### Dataset entries
● ● ●
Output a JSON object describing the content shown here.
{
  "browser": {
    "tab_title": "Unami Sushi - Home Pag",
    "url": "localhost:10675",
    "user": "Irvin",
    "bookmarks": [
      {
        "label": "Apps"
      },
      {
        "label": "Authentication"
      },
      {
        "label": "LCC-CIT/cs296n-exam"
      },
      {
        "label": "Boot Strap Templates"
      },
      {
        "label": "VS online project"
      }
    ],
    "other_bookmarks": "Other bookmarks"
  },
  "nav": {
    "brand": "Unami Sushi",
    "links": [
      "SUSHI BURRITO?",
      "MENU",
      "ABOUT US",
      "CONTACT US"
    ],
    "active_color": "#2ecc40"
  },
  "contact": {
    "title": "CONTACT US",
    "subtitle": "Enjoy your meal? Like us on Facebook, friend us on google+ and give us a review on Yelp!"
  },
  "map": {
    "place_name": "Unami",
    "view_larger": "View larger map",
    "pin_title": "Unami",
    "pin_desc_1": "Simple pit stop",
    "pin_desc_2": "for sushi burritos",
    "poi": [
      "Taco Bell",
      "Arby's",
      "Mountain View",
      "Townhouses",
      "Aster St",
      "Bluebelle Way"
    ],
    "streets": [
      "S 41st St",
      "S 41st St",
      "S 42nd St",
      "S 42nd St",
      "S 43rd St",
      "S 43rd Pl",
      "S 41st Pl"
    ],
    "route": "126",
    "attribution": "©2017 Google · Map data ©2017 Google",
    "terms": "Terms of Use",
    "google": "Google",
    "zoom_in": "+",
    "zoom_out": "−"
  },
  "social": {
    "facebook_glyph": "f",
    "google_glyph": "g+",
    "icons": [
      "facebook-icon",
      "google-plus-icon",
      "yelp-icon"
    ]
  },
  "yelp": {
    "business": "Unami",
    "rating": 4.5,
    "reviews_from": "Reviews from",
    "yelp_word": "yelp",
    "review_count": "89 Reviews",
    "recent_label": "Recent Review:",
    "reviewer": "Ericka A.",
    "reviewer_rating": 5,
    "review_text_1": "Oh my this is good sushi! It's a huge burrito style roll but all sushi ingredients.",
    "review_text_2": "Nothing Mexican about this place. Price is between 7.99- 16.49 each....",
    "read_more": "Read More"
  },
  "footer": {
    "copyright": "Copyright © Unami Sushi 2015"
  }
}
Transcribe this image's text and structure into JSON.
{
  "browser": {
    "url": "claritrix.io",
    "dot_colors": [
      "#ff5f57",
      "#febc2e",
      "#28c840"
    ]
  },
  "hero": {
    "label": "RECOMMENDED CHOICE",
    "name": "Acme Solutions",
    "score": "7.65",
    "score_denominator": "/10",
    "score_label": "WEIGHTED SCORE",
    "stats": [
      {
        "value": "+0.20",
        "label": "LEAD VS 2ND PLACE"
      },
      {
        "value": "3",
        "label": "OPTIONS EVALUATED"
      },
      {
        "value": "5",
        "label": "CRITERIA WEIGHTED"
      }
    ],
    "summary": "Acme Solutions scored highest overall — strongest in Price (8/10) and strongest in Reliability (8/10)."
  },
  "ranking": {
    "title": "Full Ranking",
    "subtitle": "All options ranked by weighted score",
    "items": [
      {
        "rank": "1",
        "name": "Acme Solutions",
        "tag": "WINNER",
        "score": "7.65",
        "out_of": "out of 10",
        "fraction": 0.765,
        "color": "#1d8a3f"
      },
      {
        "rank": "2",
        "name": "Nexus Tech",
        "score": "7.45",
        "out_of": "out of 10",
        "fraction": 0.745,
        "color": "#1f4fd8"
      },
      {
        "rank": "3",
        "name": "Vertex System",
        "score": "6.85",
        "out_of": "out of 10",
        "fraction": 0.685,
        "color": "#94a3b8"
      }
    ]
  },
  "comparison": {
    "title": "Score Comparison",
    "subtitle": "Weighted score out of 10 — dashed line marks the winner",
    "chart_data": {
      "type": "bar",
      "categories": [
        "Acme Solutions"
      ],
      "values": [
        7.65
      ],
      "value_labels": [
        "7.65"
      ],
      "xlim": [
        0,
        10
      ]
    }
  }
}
● ● ●
### Directions
Generate an exact reproduction of all entries.

### Task output
Output a JSON object describing the content shown here.
{
  "browser": {
    "tab_title": "Unami Sushi - Home Pag",
    "url": "localhost:10675",
    "user": "Irvin",
    "bookmarks": [
      {
        "label": "Apps"
      },
      {
        "label": "Authentication"
      },
      {
        "label": "LCC-CIT/cs296n-exam"
      },
      {
        "label": "Boot Strap Templates"
      },
      {
        "label": "VS online project"
      }
    ],
    "other_bookmarks": "Other bookmarks"
  },
  "nav": {
    "brand": "Unami Sushi",
    "links": [
      "SUSHI BURRITO?",
      "MENU",
      "ABOUT US",
      "CONTACT US"
    ],
    "active_color": "#2ecc40"
  },
  "contact": {
    "title": "CONTACT US",
    "subtitle": "Enjoy your meal? Like us on Facebook, friend us on google+ and give us a review on Yelp!"
  },
  "map": {
    "place_name": "Unami",
    "view_larger": "View larger map",
    "pin_title": "Unami",
    "pin_desc_1": "Simple pit stop",
    "pin_desc_2": "for sushi burritos",
    "poi": [
      "Taco Bell",
      "Arby's",
      "Mountain View",
      "Townhouses",
      "Aster St",
      "Bluebelle Way"
    ],
    "streets": [
      "S 41st St",
      "S 41st St",
      "S 42nd St",
      "S 42nd St",
      "S 43rd St",
      "S 43rd Pl",
      "S 41st Pl"
    ],
    "route": "126",
    "attribution": "©2017 Google · Map data ©2017 Google",
    "terms": "Terms of Use",
    "google": "Google",
    "zoom_in": "+",
    "zoom_out": "−"
  },
  "social": {
    "facebook_glyph": "f",
    "google_glyph": "g+",
    "icons": [
      "facebook-icon",
      "google-plus-icon",
      "yelp-icon"
    ]
  },
  "yelp": {
    "business": "Unami",
    "rating": 4.5,
    "reviews_from": "Reviews from",
    "yelp_word": "yelp",
    "review_count": "89 Reviews",
    "recent_label": "Recent Review:",
    "reviewer": "Ericka A.",
    "reviewer_rating": 5,
    "review_text_1": "Oh my this is good sushi! It's a huge burrito style roll but all sushi ingredients.",
    "review_text_2": "Nothing Mexican about this place. Price is between 7.99- 16.49 each....",
    "read_more": "Read More"
  },
  "footer": {
    "copyright": "Copyright © Unami Sushi 2015"
  }
}
Transcribe this image's text and structure into JSON.
{
  "browser": {
    "url": "claritrix.io",
    "dot_colors": [
      "#ff5f57",
      "#febc2e",
      "#28c840"
    ]
  },
  "hero": {
    "label": "RECOMMENDED CHOICE",
    "name": "Acme Solutions",
    "score": "7.65",
    "score_denominator": "/10",
    "score_label": "WEIGHTED SCORE",
    "stats": [
      {
        "value": "+0.20",
        "label": "LEAD VS 2ND PLACE"
      },
      {
        "value": "3",
        "label": "OPTIONS EVALUATED"
      },
      {
        "value": "5",
        "label": "CRITERIA WEIGHTED"
      }
    ],
    "summary": "Acme Solutions scored highest overall — strongest in Price (8/10) and strongest in Reliability (8/10)."
  },
  "ranking": {
    "title": "Full Ranking",
    "subtitle": "All options ranked by weighted score",
    "items": [
      {
        "rank": "1",
        "name": "Acme Solutions",
        "tag": "WINNER",
        "score": "7.65",
        "out_of": "out of 10",
        "fraction": 0.765,
        "color": "#1d8a3f"
      },
      {
        "rank": "2",
        "name": "Nexus Tech",
        "score": "7.45",
        "out_of": "out of 10",
        "fraction": 0.745,
        "color": "#1f4fd8"
      },
      {
        "rank": "3",
        "name": "Vertex System",
        "score": "6.85",
        "out_of": "out of 10",
        "fraction": 0.685,
        "color": "#94a3b8"
      }
    ]
  },
  "comparison": {
    "title": "Score Comparison",
    "subtitle": "Weighted score out of 10 — dashed line marks the winner",
    "chart_data": {
      "type": "bar",
      "categories": [
        "Acme Solutions"
      ],
      "values": [
        7.65
      ],
      "value_labels": [
        "7.65"
      ],
      "xlim": [
        0,
        10
      ]
    }
  }
}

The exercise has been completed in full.